- _SET TASK 1_: In the cgroup post, which parent commands also receive the SIGSTOP sent to the sleep command?
- _SET TASK 2_: Duplicate everything in the cgroup post from "I let the command" down to "run as root.".
- _SET TASK 3_: Sum up the cgroup post in two sentences.

Search code examples
linuxbashsignalssudocgroups

Cgroup unexpectedly propagates SIGSTOP to the parent


I have a small script to run a command inside a cgroup that limits CPU time:

$ cat cgrun.sh
#!/bin/bash

if [[ $# -lt 1 ]]; then
    echo "Usage: $0 <bin>"
    exit 1
fi

sudo cgcreate -g cpu:/cpulimit
sudo cgset -r cpu.cfs_period_us=1000000 cpulimit
sudo cgset -r cpu.cfs_quota_us=100000 cpulimit
sudo cgexec -g cpu:cpulimit sudo -u $USER "$@"
sudo cgdelete cpu:/cpulimit

I let the command run: ./cgrun.sh /bin/sleep 10

Then I send SIGSTOP to the sleep command from another terminal. Somehow at this moment the parent commands, sudo and cgexec receive this signal as well. Then, I send SIGCONT to the sleep command, which allows sleep to continue.

But at this moment sudo and cgexec are stopped and never reap the zombie of the sleep process. I don't understand how this can happen? And how can I prevent it? Moreover, I cannot send SIGCONT to sudo and cgexec, because I'm sending the signals from user, while these commands run as root.

Here is how it looks in htop (some columns omitted):

    PID USER S CPU% MEM%   TIME+  Command
1222869 user S  0.0  0.0  0:00.00 │     │  └─ /bin/bash ./cgrun.sh /bin/sleep 10
1222882 root T  0.0  0.0  0:00.00 │     │     └─ sudo cgexec -g cpu:cpulimit sudo -u user /bin/sleep 10
1222884 root T  0.0  0.0  0:00.00 │     │        └─ sudo -u desertfox /bin/sleep 10
1222887 user Z  0.0  0.0  0:00.00 │     │           └─ /bin/sleep 10

How can create a cgroup in a way that SIGSTOP is not bounced to parent processes?

- _DATA ROWS_:
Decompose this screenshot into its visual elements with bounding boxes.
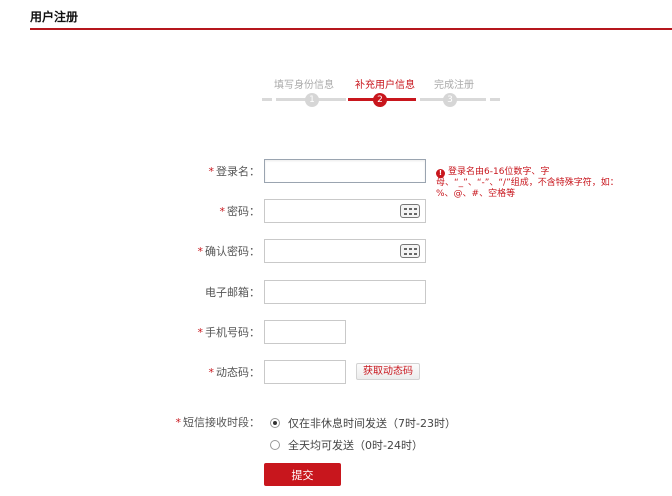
--
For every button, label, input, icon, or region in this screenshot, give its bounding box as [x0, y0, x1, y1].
* * *
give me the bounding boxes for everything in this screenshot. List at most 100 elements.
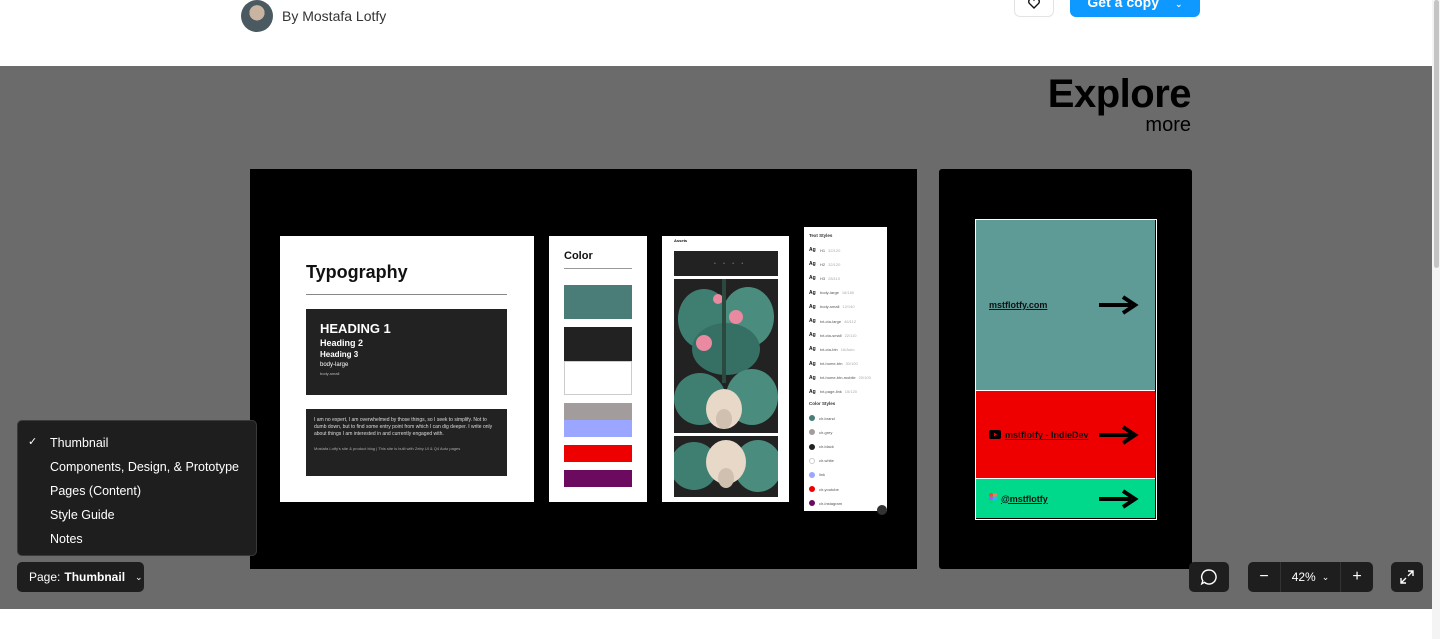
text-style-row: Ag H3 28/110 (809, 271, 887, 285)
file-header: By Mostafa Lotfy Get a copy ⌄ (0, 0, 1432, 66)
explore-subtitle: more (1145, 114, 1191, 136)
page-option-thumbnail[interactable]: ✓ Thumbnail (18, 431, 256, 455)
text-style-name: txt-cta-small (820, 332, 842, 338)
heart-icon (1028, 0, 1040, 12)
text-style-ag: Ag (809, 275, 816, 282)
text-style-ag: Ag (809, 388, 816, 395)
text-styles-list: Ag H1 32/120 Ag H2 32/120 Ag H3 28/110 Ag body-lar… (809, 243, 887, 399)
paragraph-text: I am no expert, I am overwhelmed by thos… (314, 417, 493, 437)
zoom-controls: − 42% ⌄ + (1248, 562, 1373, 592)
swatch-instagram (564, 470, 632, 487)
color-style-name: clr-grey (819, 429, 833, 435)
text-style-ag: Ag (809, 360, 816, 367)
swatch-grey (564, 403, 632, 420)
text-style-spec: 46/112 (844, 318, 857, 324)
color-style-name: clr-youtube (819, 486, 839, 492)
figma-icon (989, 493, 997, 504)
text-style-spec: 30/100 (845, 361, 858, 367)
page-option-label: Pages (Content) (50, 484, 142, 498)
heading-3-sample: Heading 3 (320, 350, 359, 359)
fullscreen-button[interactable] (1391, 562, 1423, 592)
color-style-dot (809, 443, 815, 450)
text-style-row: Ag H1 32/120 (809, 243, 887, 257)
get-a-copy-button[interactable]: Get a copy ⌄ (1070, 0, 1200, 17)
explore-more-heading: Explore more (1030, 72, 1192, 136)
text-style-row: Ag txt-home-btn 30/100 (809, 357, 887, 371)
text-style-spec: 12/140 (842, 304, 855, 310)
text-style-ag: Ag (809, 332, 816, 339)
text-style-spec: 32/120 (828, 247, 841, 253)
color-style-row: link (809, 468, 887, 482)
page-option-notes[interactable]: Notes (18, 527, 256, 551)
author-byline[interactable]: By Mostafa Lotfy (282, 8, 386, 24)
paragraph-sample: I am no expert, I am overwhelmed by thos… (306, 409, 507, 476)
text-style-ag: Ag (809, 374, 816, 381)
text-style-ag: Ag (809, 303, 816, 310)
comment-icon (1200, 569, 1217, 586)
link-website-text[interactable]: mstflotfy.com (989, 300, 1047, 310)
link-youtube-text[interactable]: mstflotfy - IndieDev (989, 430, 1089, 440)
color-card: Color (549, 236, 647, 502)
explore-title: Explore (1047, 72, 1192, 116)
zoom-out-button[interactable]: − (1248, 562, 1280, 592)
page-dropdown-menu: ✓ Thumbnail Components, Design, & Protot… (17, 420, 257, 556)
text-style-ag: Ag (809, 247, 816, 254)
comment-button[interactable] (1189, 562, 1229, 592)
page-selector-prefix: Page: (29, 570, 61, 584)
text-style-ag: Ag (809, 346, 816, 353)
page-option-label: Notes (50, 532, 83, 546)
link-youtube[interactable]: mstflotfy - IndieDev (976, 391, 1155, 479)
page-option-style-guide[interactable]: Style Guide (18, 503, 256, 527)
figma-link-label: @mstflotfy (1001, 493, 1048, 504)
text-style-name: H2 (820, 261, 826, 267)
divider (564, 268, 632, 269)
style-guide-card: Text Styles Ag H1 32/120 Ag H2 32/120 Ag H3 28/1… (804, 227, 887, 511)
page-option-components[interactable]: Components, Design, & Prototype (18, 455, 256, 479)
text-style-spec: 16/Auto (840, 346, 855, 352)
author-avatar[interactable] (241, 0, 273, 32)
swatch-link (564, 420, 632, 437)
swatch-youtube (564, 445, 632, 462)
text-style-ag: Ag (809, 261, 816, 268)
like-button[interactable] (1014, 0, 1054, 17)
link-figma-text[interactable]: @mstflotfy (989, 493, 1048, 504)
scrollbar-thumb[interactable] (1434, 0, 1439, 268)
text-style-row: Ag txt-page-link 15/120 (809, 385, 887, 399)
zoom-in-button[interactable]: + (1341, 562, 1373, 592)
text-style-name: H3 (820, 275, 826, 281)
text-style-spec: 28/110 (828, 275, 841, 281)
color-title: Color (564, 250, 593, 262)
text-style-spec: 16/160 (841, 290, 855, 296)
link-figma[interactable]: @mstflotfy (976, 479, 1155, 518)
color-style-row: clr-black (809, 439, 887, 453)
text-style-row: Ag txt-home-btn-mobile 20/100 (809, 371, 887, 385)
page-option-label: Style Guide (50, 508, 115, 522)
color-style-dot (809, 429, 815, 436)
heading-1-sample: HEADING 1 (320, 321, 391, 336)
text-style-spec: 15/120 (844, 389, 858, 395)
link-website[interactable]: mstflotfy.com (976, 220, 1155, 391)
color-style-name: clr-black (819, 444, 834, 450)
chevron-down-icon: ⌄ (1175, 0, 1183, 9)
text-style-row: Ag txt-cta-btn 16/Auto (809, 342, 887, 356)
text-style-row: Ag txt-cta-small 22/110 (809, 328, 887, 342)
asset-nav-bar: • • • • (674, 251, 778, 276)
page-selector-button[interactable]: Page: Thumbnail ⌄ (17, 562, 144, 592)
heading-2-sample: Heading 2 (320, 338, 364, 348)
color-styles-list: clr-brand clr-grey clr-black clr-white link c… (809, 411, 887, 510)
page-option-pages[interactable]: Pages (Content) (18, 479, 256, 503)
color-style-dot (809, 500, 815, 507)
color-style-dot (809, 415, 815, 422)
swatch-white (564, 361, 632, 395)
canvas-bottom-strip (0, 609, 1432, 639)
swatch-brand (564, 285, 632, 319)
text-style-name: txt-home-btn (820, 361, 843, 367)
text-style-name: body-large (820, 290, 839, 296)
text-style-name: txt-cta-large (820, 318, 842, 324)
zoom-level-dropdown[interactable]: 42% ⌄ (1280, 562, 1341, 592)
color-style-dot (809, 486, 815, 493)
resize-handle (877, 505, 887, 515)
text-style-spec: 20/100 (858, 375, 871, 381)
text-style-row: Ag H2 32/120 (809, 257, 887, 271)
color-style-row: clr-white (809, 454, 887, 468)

- _EXPECTED ANSWER 1_: sudo and cgexec

- _EXPECTED ANSWER 2_:
I let the command run: ./cgrun.sh /bin/sleep 10

Then I send SIGSTOP to the sleep command from another terminal. Somehow at this moment the parent commands, sudo and cgexec receive this signal as well. Then, I send SIGCONT to the sleep command, which allows sleep to continue.

But at this moment sudo and cgexec are stopped and never reap the zombie of the sleep process. I don't understand how this can happen? And how can I prevent it? Moreover, I cannot send SIGCONT to sudo and cgexec, because I'm sending the signals from user, while these commands run as root.

- _EXPECTED ANSWER 3_: A script runs a command inside a cgroup that limits CPU time, and when SIGSTOP is sent to the sleep command, the parent commands sudo and cgexec receive the signal too. After SIGCONT lets sleep continue, sudo and cgexec stay stopped and never reap its zombie, and the writer asks how to create the cgroup so that SIGSTOP is not bounced to parent processes.